AIM OF THE EXERCISE = Without including any pictures, copy each entry below exactly.
****************************************
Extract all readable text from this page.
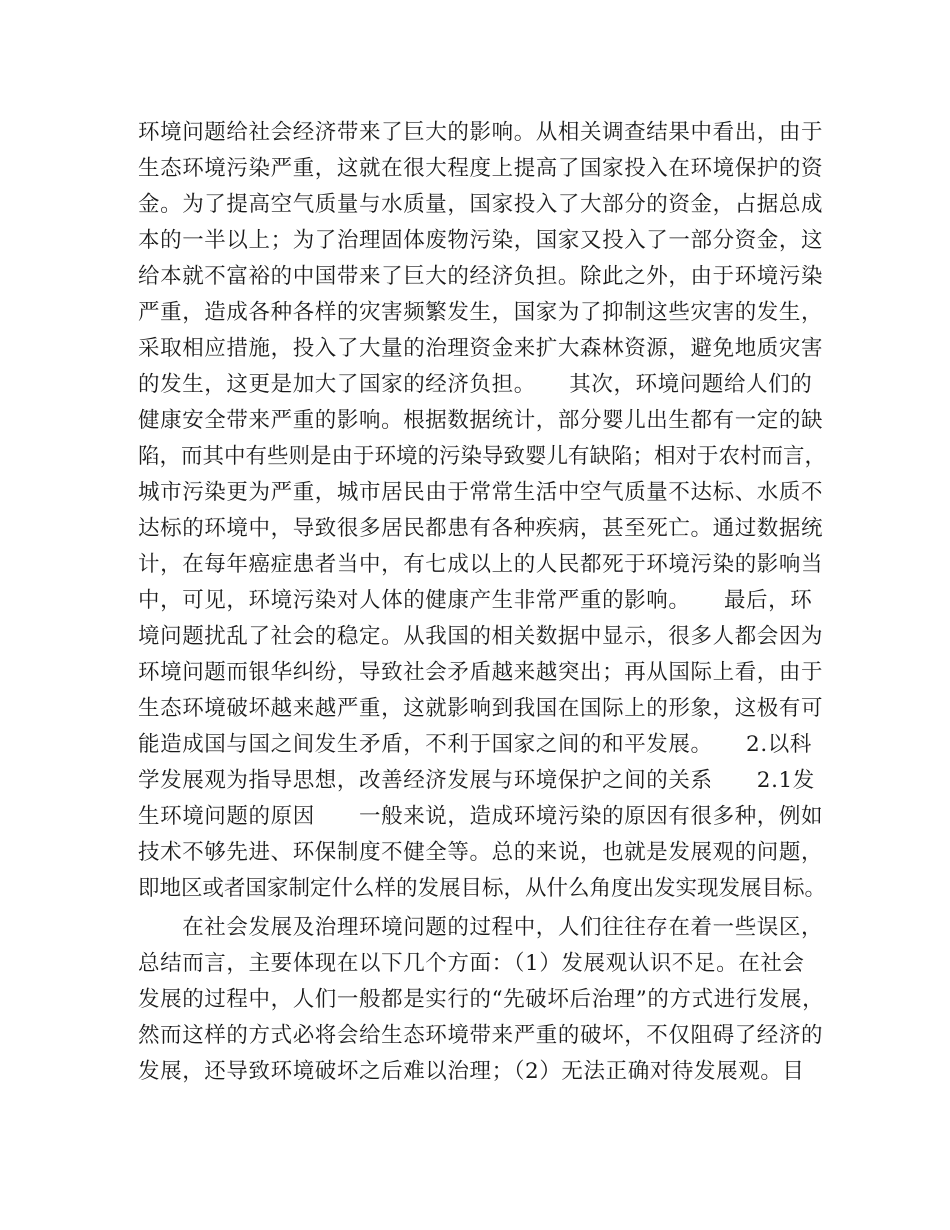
环境问题给社会经济带来了巨大的影响。从相关调查结果中看出，由于
生态环境污染严重，这就在很大程度上提高了国家投入在环境保护的资
金。为了提高空气质量与水质量，国家投入了大部分的资金，占据总成
本的一半以上；为了治理固体废物污染，国家又投入了一部分资金，这
给本就不富裕的中国带来了巨大的经济负担。除此之外，由于环境污染
严重，造成各种各样的灾害频繁发生，国家为了抑制这些灾害的发生，
采取相应措施，投入了大量的治理资金来扩大森林资源，避免地质灾害
的发生，这更是加大了国家的经济负担。　　其次，环境问题给人们的
健康安全带来严重的影响。根据数据统计，部分婴儿出生都有一定的缺
陷，而其中有些则是由于环境的污染导致婴儿有缺陷；相对于农村而言，
城市污染更为严重，城市居民由于常常生活中空气质量不达标、水质不
达标的环境中，导致很多居民都患有各种疾病，甚至死亡。通过数据统
计，在每年癌症患者当中，有七成以上的人民都死于环境污染的影响当
中，可见，环境污染对人体的健康产生非常严重的影响。　　最后，环
境问题扰乱了社会的稳定。从我国的相关数据中显示，很多人都会因为
环境问题而银华纠纷，导致社会矛盾越来越突出；再从国际上看，由于
生态环境破坏越来越严重，这就影响到我国在国际上的形象，这极有可
能造成国与国之间发生矛盾，不利于国家之间的和平发展。　　2.以科
学发展观为指导思想，改善经济发展与环境保护之间的关系　　2.1发
生环境问题的原因　　一般来说，造成环境污染的原因有很多种，例如
技术不够先进、环保制度不健全等。总的来说，也就是发展观的问题，
即地区或者国家制定什么样的发展目标，从什么角度出发实现发展目标。
　　在社会发展及治理环境问题的过程中，人们往往存在着一些误区，
总结而言，主要体现在以下几个方面：（1）发展观认识不足。在社会
发展的过程中，人们一般都是实行的“先破坏后治理”的方式进行发展，
然而这样的方式必将会给生态环境带来严重的破坏，不仅阻碍了经济的
发展，还导致环境破坏之后难以治理；（2）无法正确对待发展观。目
****************************************
TASK RESULT =
Extract all readable text from this page.
环境问题给社会经济带来了巨大的影响。从相关调查结果中看出，由于
生态环境污染严重，这就在很大程度上提高了国家投入在环境保护的资
金。为了提高空气质量与水质量，国家投入了大部分的资金，占据总成
本的一半以上；为了治理固体废物污染，国家又投入了一部分资金，这
给本就不富裕的中国带来了巨大的经济负担。除此之外，由于环境污染
严重，造成各种各样的灾害频繁发生，国家为了抑制这些灾害的发生，
采取相应措施，投入了大量的治理资金来扩大森林资源，避免地质灾害
的发生，这更是加大了国家的经济负担。　　其次，环境问题给人们的
健康安全带来严重的影响。根据数据统计，部分婴儿出生都有一定的缺
陷，而其中有些则是由于环境的污染导致婴儿有缺陷；相对于农村而言，
城市污染更为严重，城市居民由于常常生活中空气质量不达标、水质不
达标的环境中，导致很多居民都患有各种疾病，甚至死亡。通过数据统
计，在每年癌症患者当中，有七成以上的人民都死于环境污染的影响当
中，可见，环境污染对人体的健康产生非常严重的影响。　　最后，环
境问题扰乱了社会的稳定。从我国的相关数据中显示，很多人都会因为
环境问题而银华纠纷，导致社会矛盾越来越突出；再从国际上看，由于
生态环境破坏越来越严重，这就影响到我国在国际上的形象，这极有可
能造成国与国之间发生矛盾，不利于国家之间的和平发展。　　2.以科
学发展观为指导思想，改善经济发展与环境保护之间的关系　　2.1发
生环境问题的原因　　一般来说，造成环境污染的原因有很多种，例如
技术不够先进、环保制度不健全等。总的来说，也就是发展观的问题，
即地区或者国家制定什么样的发展目标，从什么角度出发实现发展目标。
　　在社会发展及治理环境问题的过程中，人们往往存在着一些误区，
总结而言，主要体现在以下几个方面：（1）发展观认识不足。在社会
发展的过程中，人们一般都是实行的“先破坏后治理”的方式进行发展，
然而这样的方式必将会给生态环境带来严重的破坏，不仅阻碍了经济的
发展，还导致环境破坏之后难以治理；（2）无法正确对待发展观。目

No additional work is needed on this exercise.